> _Records for processing_

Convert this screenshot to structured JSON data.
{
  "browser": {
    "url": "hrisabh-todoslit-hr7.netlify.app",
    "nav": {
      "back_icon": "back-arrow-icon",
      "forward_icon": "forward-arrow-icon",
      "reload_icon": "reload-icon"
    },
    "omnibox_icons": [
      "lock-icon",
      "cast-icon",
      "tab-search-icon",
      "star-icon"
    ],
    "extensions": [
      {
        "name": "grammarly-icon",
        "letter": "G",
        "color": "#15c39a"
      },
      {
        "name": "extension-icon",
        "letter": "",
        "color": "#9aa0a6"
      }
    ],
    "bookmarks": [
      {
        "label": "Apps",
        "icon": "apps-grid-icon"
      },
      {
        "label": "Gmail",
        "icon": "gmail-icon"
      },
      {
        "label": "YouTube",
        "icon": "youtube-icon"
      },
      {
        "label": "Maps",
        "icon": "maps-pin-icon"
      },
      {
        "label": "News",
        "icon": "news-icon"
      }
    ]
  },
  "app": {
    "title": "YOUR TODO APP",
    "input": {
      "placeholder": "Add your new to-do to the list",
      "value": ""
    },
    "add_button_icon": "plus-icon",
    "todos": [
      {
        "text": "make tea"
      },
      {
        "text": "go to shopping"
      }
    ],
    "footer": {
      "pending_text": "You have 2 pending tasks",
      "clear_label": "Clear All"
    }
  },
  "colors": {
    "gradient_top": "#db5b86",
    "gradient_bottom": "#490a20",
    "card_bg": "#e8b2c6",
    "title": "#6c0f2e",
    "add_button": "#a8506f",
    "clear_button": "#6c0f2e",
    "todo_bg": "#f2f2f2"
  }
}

> _Aim of the exercise_
Set every line of the listing down word for word.

> _Task response_
Convert this screenshot to structured JSON data.
{
  "browser": {
    "url": "hrisabh-todoslit-hr7.netlify.app",
    "nav": {
      "back_icon": "back-arrow-icon",
      "forward_icon": "forward-arrow-icon",
      "reload_icon": "reload-icon"
    },
    "omnibox_icons": [
      "lock-icon",
      "cast-icon",
      "tab-search-icon",
      "star-icon"
    ],
    "extensions": [
      {
        "name": "grammarly-icon",
        "letter": "G",
        "color": "#15c39a"
      },
      {
        "name": "extension-icon",
        "letter": "",
        "color": "#9aa0a6"
      }
    ],
    "bookmarks": [
      {
        "label": "Apps",
        "icon": "apps-grid-icon"
      },
      {
        "label": "Gmail",
        "icon": "gmail-icon"
      },
      {
        "label": "YouTube",
        "icon": "youtube-icon"
      },
      {
        "label": "Maps",
        "icon": "maps-pin-icon"
      },
      {
        "label": "News",
        "icon": "news-icon"
      }
    ]
  },
  "app": {
    "title": "YOUR TODO APP",
    "input": {
      "placeholder": "Add your new to-do to the list",
      "value": ""
    },
    "add_button_icon": "plus-icon",
    "todos": [
      {
        "text": "make tea"
      },
      {
        "text": "go to shopping"
      }
    ],
    "footer": {
      "pending_text": "You have 2 pending tasks",
      "clear_label": "Clear All"
    }
  },
  "colors": {
    "gradient_top": "#db5b86",
    "gradient_bottom": "#490a20",
    "card_bg": "#e8b2c6",
    "title": "#6c0f2e",
    "add_button": "#a8506f",
    "clear_button": "#6c0f2e",
    "todo_bg": "#f2f2f2"
  }
}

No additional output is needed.